Items from a figure collection:
◇ ◇ ◇ ◇ ◇

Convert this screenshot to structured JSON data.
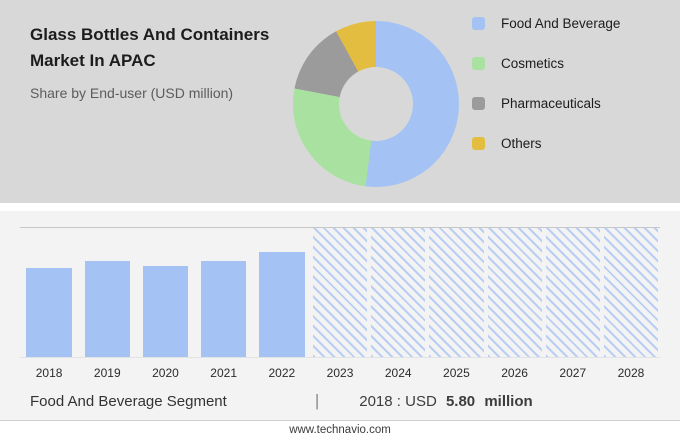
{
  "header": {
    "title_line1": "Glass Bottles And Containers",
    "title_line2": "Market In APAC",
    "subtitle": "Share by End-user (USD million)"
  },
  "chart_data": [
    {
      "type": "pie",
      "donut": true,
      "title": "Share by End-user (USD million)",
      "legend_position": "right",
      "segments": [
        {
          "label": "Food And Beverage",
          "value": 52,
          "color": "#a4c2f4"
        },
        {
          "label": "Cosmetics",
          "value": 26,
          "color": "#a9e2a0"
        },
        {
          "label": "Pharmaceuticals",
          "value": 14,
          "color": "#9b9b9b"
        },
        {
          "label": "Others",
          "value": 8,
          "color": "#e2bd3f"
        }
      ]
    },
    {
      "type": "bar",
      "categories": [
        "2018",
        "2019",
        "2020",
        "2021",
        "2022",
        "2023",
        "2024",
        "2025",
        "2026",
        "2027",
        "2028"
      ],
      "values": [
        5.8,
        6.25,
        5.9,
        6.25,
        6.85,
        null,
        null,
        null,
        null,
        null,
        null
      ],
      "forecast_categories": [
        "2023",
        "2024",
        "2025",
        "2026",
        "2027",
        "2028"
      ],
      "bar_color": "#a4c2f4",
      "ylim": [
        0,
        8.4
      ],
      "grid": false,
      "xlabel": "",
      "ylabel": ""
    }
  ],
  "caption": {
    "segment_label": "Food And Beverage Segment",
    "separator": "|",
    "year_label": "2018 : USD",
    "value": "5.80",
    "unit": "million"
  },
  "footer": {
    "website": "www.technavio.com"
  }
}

◇ ◇ ◇ ◇ ◇

Without the pictures, write out every entry precisely as it appears.

_Solution to the problem_
Convert this screenshot to structured JSON data.
{
  "header": {
    "title_line1": "Glass Bottles And Containers",
    "title_line2": "Market In APAC",
    "subtitle": "Share by End-user (USD million)"
  },
  "chart_data": [
    {
      "type": "pie",
      "donut": true,
      "title": "Share by End-user (USD million)",
      "legend_position": "right",
      "segments": [
        {
          "label": "Food And Beverage",
          "value": 52,
          "color": "#a4c2f4"
        },
        {
          "label": "Cosmetics",
          "value": 26,
          "color": "#a9e2a0"
        },
        {
          "label": "Pharmaceuticals",
          "value": 14,
          "color": "#9b9b9b"
        },
        {
          "label": "Others",
          "value": 8,
          "color": "#e2bd3f"
        }
      ]
    },
    {
      "type": "bar",
      "categories": [
        "2018",
        "2019",
        "2020",
        "2021",
        "2022",
        "2023",
        "2024",
        "2025",
        "2026",
        "2027",
        "2028"
      ],
      "values": [
        5.8,
        6.25,
        5.9,
        6.25,
        6.85,
        null,
        null,
        null,
        null,
        null,
        null
      ],
      "forecast_categories": [
        "2023",
        "2024",
        "2025",
        "2026",
        "2027",
        "2028"
      ],
      "bar_color": "#a4c2f4",
      "ylim": [
        0,
        8.4
      ],
      "grid": false,
      "xlabel": "",
      "ylabel": ""
    }
  ],
  "caption": {
    "segment_label": "Food And Beverage Segment",
    "separator": "|",
    "year_label": "2018 : USD",
    "value": "5.80",
    "unit": "million"
  },
  "footer": {
    "website": "www.technavio.com"
  }
}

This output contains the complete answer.